■ WHAT IS EXPECTED: Scan the material for the word "Positivity", and copy each line where it shows up.

•••••

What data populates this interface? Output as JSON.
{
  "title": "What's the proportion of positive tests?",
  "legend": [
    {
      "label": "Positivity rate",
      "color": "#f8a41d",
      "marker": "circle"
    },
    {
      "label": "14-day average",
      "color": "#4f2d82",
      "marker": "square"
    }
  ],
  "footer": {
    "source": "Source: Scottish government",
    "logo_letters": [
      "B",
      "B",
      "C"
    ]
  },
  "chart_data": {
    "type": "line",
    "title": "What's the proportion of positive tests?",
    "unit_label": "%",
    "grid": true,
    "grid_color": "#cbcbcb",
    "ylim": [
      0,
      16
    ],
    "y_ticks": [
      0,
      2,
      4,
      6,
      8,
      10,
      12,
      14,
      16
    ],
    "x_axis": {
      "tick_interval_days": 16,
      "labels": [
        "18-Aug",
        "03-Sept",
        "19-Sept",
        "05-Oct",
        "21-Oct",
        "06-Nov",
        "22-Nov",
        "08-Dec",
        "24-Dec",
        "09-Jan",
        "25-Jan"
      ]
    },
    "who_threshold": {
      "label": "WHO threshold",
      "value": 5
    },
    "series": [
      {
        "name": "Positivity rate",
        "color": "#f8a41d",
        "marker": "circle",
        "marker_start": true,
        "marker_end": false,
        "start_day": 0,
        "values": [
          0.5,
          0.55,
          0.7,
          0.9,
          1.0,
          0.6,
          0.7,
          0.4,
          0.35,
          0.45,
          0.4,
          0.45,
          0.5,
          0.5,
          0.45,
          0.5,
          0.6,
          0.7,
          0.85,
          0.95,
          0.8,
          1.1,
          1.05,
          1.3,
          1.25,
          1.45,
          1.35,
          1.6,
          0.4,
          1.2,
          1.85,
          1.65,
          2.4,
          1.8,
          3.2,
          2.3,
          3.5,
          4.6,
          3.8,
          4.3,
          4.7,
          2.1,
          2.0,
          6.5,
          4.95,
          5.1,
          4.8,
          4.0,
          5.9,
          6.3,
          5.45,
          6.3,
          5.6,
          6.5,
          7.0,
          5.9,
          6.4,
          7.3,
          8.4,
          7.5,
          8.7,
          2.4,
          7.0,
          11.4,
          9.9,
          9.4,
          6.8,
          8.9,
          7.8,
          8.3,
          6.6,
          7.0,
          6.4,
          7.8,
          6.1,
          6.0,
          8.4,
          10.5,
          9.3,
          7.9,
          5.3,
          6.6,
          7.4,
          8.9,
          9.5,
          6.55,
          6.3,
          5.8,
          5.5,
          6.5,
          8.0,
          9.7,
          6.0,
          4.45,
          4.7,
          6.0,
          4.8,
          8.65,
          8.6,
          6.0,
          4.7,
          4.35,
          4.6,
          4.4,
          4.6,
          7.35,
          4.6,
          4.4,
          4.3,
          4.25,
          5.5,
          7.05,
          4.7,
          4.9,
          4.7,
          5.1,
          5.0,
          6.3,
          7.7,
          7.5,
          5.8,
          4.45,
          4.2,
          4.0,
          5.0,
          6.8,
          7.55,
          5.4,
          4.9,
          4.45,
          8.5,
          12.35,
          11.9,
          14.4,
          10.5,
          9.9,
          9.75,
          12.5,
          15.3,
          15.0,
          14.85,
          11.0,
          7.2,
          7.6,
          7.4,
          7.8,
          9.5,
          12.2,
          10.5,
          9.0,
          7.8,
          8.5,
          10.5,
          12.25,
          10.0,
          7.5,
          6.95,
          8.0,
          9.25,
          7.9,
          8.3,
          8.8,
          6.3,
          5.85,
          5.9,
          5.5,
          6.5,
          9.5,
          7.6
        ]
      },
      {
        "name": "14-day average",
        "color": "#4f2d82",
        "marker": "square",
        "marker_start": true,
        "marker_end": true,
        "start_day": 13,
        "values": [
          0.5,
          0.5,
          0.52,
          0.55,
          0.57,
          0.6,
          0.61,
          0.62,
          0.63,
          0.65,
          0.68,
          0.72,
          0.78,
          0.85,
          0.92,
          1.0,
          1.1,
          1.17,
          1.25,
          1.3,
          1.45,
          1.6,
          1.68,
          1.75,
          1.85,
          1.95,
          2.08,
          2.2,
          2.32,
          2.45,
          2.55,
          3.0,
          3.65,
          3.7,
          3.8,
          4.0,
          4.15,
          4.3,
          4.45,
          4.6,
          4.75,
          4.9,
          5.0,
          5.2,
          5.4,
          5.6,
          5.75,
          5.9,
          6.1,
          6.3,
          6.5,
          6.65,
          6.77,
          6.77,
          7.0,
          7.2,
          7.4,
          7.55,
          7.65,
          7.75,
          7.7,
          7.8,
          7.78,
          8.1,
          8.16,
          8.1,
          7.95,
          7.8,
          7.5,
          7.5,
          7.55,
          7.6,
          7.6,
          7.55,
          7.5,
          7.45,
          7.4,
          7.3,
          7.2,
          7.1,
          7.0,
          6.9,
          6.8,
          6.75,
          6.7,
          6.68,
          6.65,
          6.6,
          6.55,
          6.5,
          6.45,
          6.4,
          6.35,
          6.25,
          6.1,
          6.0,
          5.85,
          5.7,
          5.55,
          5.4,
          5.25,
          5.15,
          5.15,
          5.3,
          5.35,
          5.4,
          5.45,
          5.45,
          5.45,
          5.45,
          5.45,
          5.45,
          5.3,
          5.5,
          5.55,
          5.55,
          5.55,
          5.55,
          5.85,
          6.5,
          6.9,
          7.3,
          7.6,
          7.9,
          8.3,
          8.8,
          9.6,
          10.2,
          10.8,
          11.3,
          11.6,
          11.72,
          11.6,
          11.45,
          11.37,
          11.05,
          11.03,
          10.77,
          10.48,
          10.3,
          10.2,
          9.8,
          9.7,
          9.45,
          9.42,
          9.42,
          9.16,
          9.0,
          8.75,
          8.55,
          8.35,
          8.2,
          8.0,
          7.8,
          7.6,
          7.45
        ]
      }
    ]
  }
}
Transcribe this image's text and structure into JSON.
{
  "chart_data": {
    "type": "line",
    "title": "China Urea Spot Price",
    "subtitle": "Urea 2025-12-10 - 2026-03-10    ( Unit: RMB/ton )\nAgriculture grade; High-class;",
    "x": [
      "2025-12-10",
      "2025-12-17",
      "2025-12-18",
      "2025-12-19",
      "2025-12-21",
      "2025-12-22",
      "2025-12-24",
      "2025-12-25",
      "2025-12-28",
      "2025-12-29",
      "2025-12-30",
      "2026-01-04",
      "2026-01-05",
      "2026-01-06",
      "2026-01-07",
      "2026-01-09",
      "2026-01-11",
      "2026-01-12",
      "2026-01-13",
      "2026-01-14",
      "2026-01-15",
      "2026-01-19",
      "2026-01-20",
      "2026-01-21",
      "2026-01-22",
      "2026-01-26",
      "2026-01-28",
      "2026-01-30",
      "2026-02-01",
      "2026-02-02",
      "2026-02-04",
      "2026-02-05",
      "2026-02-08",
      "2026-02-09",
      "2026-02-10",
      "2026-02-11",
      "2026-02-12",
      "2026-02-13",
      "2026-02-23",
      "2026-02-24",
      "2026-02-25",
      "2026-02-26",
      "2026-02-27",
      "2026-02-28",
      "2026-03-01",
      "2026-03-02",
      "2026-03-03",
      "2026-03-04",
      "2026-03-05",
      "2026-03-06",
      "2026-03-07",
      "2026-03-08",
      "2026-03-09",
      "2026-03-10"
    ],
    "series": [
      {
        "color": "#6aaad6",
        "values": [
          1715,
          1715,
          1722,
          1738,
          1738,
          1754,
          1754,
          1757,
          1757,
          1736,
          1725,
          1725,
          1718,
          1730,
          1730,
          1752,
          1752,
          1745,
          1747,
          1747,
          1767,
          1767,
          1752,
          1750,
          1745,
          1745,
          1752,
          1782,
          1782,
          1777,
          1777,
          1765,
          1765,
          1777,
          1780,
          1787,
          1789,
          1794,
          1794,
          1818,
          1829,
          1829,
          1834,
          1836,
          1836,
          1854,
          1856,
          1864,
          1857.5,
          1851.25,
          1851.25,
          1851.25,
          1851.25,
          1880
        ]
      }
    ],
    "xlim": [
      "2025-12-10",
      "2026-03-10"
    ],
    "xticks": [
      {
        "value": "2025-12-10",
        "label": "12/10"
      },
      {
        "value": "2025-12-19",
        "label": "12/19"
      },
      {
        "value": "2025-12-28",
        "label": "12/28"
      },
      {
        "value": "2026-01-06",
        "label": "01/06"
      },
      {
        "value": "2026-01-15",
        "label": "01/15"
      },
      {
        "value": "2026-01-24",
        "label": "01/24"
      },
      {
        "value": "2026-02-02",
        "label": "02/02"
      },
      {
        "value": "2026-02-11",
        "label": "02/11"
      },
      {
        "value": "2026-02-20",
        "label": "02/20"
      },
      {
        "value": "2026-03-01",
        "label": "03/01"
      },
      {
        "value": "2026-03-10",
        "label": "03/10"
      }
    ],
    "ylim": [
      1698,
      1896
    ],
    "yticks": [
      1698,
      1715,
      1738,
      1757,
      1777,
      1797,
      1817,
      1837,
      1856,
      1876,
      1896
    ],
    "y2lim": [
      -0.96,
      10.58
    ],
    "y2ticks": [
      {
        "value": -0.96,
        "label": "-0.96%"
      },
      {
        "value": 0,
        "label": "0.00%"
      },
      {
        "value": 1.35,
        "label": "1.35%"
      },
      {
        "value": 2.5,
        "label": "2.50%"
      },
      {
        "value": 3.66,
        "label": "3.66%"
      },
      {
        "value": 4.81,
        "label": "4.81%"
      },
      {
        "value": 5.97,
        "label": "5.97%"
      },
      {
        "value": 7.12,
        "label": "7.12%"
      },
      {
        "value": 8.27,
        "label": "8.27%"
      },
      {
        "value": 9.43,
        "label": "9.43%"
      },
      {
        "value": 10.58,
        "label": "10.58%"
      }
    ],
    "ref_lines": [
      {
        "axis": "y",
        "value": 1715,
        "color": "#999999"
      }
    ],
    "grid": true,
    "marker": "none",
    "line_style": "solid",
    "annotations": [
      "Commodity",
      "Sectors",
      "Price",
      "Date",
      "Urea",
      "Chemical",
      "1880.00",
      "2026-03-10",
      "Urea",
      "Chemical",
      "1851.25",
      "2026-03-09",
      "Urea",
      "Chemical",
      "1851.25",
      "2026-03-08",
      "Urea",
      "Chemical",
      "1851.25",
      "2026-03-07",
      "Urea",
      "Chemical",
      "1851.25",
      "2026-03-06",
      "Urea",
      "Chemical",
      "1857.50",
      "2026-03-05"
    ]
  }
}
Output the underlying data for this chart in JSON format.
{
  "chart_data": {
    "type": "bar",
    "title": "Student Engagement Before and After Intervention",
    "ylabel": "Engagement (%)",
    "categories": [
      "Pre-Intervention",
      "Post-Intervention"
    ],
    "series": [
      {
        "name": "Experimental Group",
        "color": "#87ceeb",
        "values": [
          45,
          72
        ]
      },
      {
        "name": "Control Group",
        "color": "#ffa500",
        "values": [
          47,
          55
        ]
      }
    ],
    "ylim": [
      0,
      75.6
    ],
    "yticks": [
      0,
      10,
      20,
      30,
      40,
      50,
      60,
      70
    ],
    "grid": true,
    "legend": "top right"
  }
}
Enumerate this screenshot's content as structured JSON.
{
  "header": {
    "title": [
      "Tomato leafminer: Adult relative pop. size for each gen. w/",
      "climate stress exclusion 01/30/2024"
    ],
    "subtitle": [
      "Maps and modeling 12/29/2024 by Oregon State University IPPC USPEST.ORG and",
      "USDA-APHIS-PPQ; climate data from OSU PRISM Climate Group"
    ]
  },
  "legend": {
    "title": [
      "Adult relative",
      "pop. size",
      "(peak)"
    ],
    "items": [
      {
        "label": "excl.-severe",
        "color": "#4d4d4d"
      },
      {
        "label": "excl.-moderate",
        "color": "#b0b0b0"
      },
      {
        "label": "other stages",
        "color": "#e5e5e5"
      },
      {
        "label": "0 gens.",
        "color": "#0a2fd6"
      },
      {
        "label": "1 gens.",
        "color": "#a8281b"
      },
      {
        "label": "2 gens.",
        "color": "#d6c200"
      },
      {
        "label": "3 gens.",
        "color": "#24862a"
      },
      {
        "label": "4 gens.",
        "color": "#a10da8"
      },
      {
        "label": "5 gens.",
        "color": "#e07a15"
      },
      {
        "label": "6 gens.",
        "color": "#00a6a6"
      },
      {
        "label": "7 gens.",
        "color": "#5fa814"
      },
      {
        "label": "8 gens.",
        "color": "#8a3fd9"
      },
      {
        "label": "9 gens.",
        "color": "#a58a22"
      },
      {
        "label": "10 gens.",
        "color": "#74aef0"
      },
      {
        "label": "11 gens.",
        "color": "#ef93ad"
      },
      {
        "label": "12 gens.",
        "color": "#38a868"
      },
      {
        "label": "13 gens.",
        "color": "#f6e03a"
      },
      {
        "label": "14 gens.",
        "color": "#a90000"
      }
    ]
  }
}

•••••

■ FULL OUTPUT:
      "label": "Positivity rate",
        "name": "Positivity rate",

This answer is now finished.